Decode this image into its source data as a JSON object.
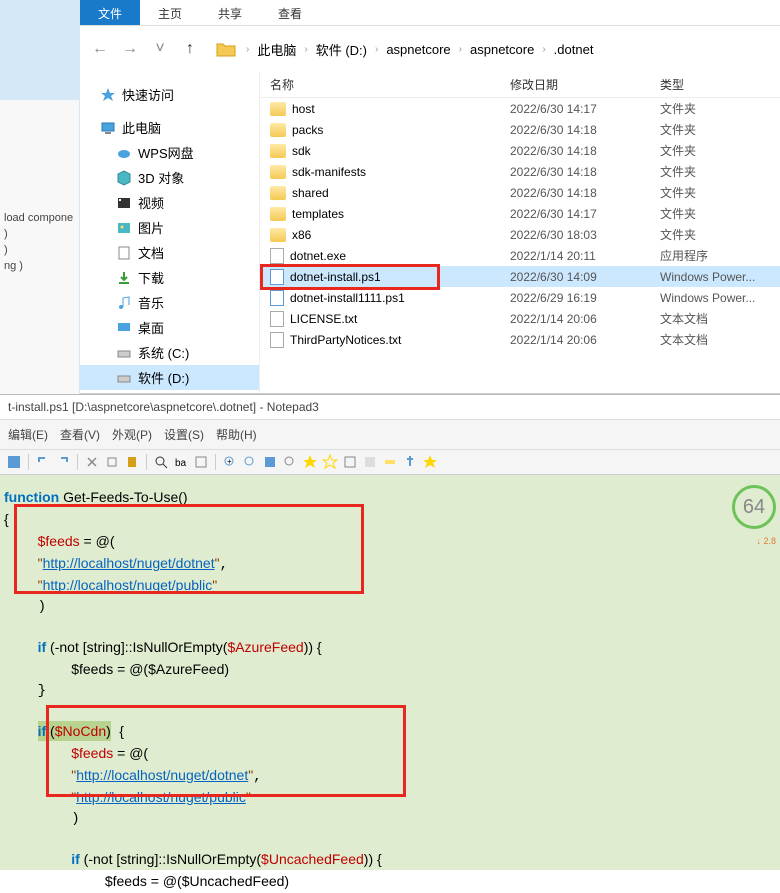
{
  "menu": {
    "file": "文件",
    "home": "主页",
    "share": "共享",
    "view": "查看"
  },
  "breadcrumbs": [
    "此电脑",
    "软件 (D:)",
    "aspnetcore",
    "aspnetcore",
    ".dotnet"
  ],
  "partial_text": "load compone\n)\n)\nng )",
  "tree": {
    "quick": "快速访问",
    "pc": "此电脑",
    "wps": "WPS网盘",
    "threed": "3D 对象",
    "video": "视频",
    "pictures": "图片",
    "docs": "文档",
    "downloads": "下载",
    "music": "音乐",
    "desktop": "桌面",
    "sysc": "系统 (C:)",
    "softd": "软件 (D:)"
  },
  "columns": {
    "name": "名称",
    "date": "修改日期",
    "type": "类型"
  },
  "files": [
    {
      "name": "host",
      "date": "2022/6/30 14:17",
      "type": "文件夹",
      "icon": "folder"
    },
    {
      "name": "packs",
      "date": "2022/6/30 14:18",
      "type": "文件夹",
      "icon": "folder"
    },
    {
      "name": "sdk",
      "date": "2022/6/30 14:18",
      "type": "文件夹",
      "icon": "folder"
    },
    {
      "name": "sdk-manifests",
      "date": "2022/6/30 14:18",
      "type": "文件夹",
      "icon": "folder"
    },
    {
      "name": "shared",
      "date": "2022/6/30 14:18",
      "type": "文件夹",
      "icon": "folder"
    },
    {
      "name": "templates",
      "date": "2022/6/30 14:17",
      "type": "文件夹",
      "icon": "folder"
    },
    {
      "name": "x86",
      "date": "2022/6/30 18:03",
      "type": "文件夹",
      "icon": "folder"
    },
    {
      "name": "dotnet.exe",
      "date": "2022/1/14 20:11",
      "type": "应用程序",
      "icon": "file"
    },
    {
      "name": "dotnet-install.ps1",
      "date": "2022/6/30 14:09",
      "type": "Windows Power...",
      "icon": "ps1",
      "sel": true
    },
    {
      "name": "dotnet-install1111.ps1",
      "date": "2022/6/29 16:19",
      "type": "Windows Power...",
      "icon": "ps1"
    },
    {
      "name": "LICENSE.txt",
      "date": "2022/1/14 20:06",
      "type": "文本文档",
      "icon": "file"
    },
    {
      "name": "ThirdPartyNotices.txt",
      "date": "2022/1/14 20:06",
      "type": "文本文档",
      "icon": "file"
    }
  ],
  "notepad": {
    "title": "t-install.ps1 [D:\\aspnetcore\\aspnetcore\\.dotnet] - Notepad3",
    "menu": [
      "编辑(E)",
      "查看(V)",
      "外观(P)",
      "设置(S)",
      "帮助(H)"
    ],
    "code": {
      "fn": "function",
      "name": " Get-Feeds-To-Use()",
      "feedsvar": "$feeds",
      "at": " = @(",
      "url1": "http://localhost/nuget/dotnet",
      "url2": "http://localhost/nuget/public",
      "if": "if",
      "cond1": " (-not [string]::IsNullOrEmpty(",
      "azure": "$AzureFeed",
      "condend": ")) {",
      "assign2": "$feeds = @($AzureFeed)",
      "nocdn": "$NoCdn",
      "cond3": " (-not [string]::IsNullOrEmpty(",
      "uncached": "$UncachedFeed",
      "last": "$feeds = @($UncachedFeed)"
    },
    "badge": "64",
    "badge_delta": "↓ 2.8"
  }
}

» **What the exercise asks**
Using the records above, output their complete text exactly, minus any images.

» **Solution for this problem**
Decode this image into its source data as a JSON object.
{
  "menu": {
    "file": "文件",
    "home": "主页",
    "share": "共享",
    "view": "查看"
  },
  "breadcrumbs": [
    "此电脑",
    "软件 (D:)",
    "aspnetcore",
    "aspnetcore",
    ".dotnet"
  ],
  "partial_text": "load compone\n)\n)\nng )",
  "tree": {
    "quick": "快速访问",
    "pc": "此电脑",
    "wps": "WPS网盘",
    "threed": "3D 对象",
    "video": "视频",
    "pictures": "图片",
    "docs": "文档",
    "downloads": "下载",
    "music": "音乐",
    "desktop": "桌面",
    "sysc": "系统 (C:)",
    "softd": "软件 (D:)"
  },
  "columns": {
    "name": "名称",
    "date": "修改日期",
    "type": "类型"
  },
  "files": [
    {
      "name": "host",
      "date": "2022/6/30 14:17",
      "type": "文件夹",
      "icon": "folder"
    },
    {
      "name": "packs",
      "date": "2022/6/30 14:18",
      "type": "文件夹",
      "icon": "folder"
    },
    {
      "name": "sdk",
      "date": "2022/6/30 14:18",
      "type": "文件夹",
      "icon": "folder"
    },
    {
      "name": "sdk-manifests",
      "date": "2022/6/30 14:18",
      "type": "文件夹",
      "icon": "folder"
    },
    {
      "name": "shared",
      "date": "2022/6/30 14:18",
      "type": "文件夹",
      "icon": "folder"
    },
    {
      "name": "templates",
      "date": "2022/6/30 14:17",
      "type": "文件夹",
      "icon": "folder"
    },
    {
      "name": "x86",
      "date": "2022/6/30 18:03",
      "type": "文件夹",
      "icon": "folder"
    },
    {
      "name": "dotnet.exe",
      "date": "2022/1/14 20:11",
      "type": "应用程序",
      "icon": "file"
    },
    {
      "name": "dotnet-install.ps1",
      "date": "2022/6/30 14:09",
      "type": "Windows Power...",
      "icon": "ps1",
      "sel": true
    },
    {
      "name": "dotnet-install1111.ps1",
      "date": "2022/6/29 16:19",
      "type": "Windows Power...",
      "icon": "ps1"
    },
    {
      "name": "LICENSE.txt",
      "date": "2022/1/14 20:06",
      "type": "文本文档",
      "icon": "file"
    },
    {
      "name": "ThirdPartyNotices.txt",
      "date": "2022/1/14 20:06",
      "type": "文本文档",
      "icon": "file"
    }
  ],
  "notepad": {
    "title": "t-install.ps1 [D:\\aspnetcore\\aspnetcore\\.dotnet] - Notepad3",
    "menu": [
      "编辑(E)",
      "查看(V)",
      "外观(P)",
      "设置(S)",
      "帮助(H)"
    ],
    "code": {
      "fn": "function",
      "name": " Get-Feeds-To-Use()",
      "feedsvar": "$feeds",
      "at": " = @(",
      "url1": "http://localhost/nuget/dotnet",
      "url2": "http://localhost/nuget/public",
      "if": "if",
      "cond1": " (-not [string]::IsNullOrEmpty(",
      "azure": "$AzureFeed",
      "condend": ")) {",
      "assign2": "$feeds = @($AzureFeed)",
      "nocdn": "$NoCdn",
      "cond3": " (-not [string]::IsNullOrEmpty(",
      "uncached": "$UncachedFeed",
      "last": "$feeds = @($UncachedFeed)"
    },
    "badge": "64",
    "badge_delta": "↓ 2.8"
  }
}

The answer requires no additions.